* **DESCRIPTION OF THE TASK**:
Only lines holding the string "märkte" are wanted; copy each one from the material.

(Data records)
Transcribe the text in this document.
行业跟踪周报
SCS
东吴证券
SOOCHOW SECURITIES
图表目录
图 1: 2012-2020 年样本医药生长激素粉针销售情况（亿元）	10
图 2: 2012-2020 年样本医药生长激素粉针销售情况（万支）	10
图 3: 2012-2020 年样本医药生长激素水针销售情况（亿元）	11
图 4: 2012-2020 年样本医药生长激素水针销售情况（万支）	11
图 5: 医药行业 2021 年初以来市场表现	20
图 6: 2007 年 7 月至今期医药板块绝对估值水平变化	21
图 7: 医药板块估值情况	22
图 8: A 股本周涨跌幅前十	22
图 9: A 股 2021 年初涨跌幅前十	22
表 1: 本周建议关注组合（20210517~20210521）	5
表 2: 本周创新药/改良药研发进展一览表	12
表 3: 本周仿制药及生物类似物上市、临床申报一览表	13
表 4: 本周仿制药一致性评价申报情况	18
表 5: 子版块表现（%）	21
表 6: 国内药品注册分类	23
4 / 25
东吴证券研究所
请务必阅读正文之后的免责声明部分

==

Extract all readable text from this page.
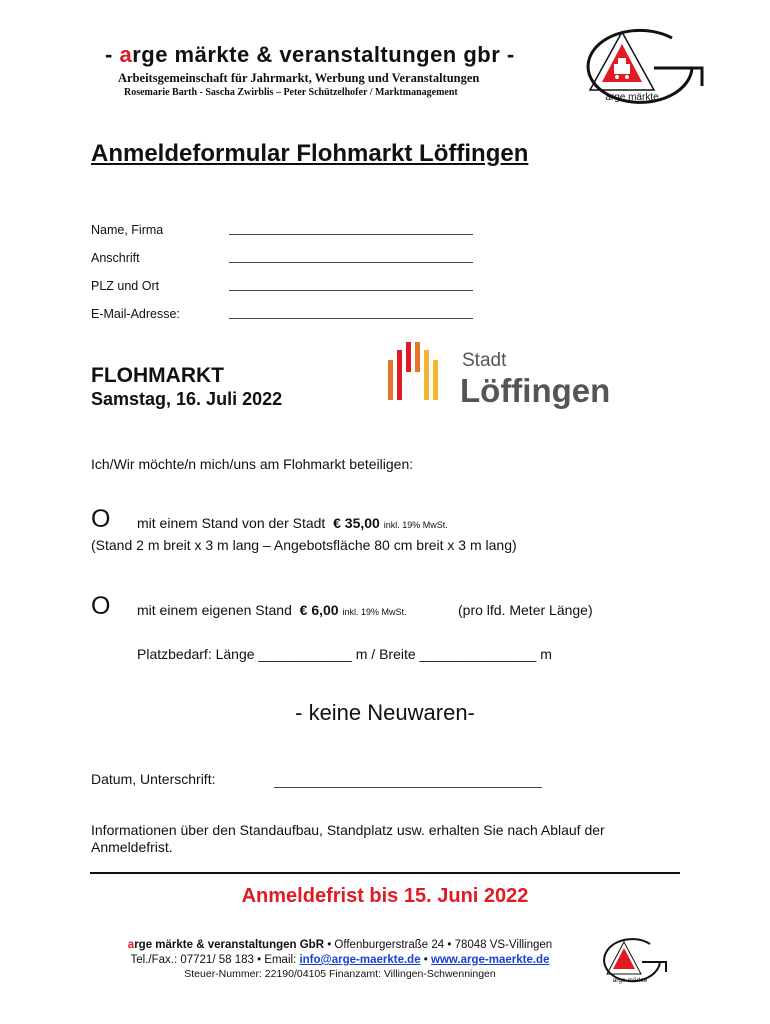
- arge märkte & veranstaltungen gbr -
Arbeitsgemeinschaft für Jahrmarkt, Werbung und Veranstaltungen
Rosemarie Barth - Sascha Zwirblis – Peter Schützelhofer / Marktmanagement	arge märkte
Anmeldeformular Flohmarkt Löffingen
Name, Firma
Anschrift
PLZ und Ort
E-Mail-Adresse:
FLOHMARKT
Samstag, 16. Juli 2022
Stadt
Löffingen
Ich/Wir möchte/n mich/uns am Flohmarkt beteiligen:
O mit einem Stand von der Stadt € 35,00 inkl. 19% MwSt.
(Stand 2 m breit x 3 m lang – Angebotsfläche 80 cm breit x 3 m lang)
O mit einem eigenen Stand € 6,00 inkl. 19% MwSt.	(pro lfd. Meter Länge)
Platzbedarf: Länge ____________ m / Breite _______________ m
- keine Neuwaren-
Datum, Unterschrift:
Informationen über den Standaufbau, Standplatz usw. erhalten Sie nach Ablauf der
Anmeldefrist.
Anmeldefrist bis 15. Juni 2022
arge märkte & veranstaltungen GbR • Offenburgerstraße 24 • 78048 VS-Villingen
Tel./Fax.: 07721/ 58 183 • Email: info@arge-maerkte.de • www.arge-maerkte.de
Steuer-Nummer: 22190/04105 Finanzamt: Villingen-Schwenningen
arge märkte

--

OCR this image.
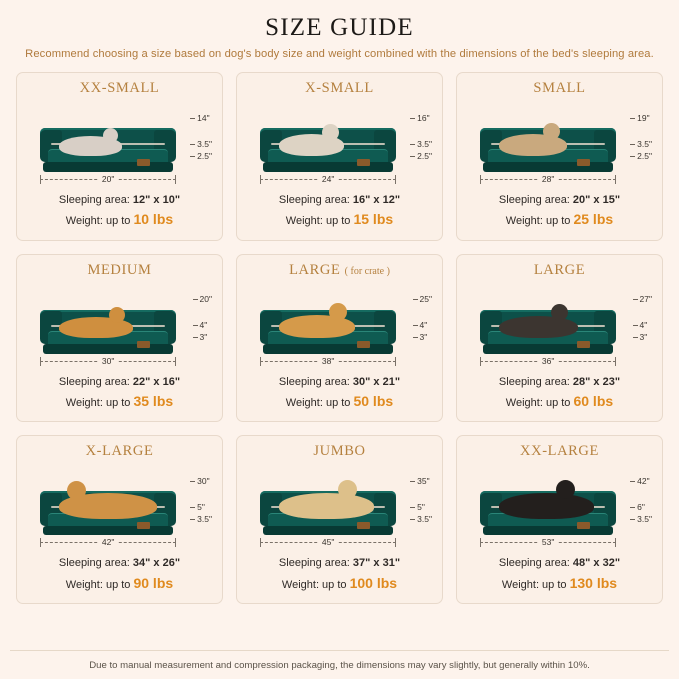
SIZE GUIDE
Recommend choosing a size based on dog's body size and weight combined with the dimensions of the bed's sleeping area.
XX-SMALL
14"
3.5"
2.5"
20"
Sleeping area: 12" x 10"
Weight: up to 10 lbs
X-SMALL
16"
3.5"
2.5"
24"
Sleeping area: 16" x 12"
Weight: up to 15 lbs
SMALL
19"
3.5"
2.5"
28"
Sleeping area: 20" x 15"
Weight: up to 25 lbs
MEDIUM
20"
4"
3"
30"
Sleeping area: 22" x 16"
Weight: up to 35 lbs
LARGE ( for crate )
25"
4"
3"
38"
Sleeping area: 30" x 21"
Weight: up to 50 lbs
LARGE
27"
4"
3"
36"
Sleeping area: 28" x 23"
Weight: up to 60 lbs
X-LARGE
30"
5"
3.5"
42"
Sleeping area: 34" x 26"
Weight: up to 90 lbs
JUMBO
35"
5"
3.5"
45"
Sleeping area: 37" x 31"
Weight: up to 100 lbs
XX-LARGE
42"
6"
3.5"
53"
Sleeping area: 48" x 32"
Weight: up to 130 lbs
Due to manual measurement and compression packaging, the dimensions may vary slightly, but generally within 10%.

* **THE ANSWER**:
- arge märkte & veranstaltungen gbr -
Rosemarie Barth - Sascha Zwirblis – Peter Schützelhofer / Marktmanagement	arge märkte
arge märkte & veranstaltungen GbR • Offenburgerstraße 24 • 78048 VS-Villingen
arge märkte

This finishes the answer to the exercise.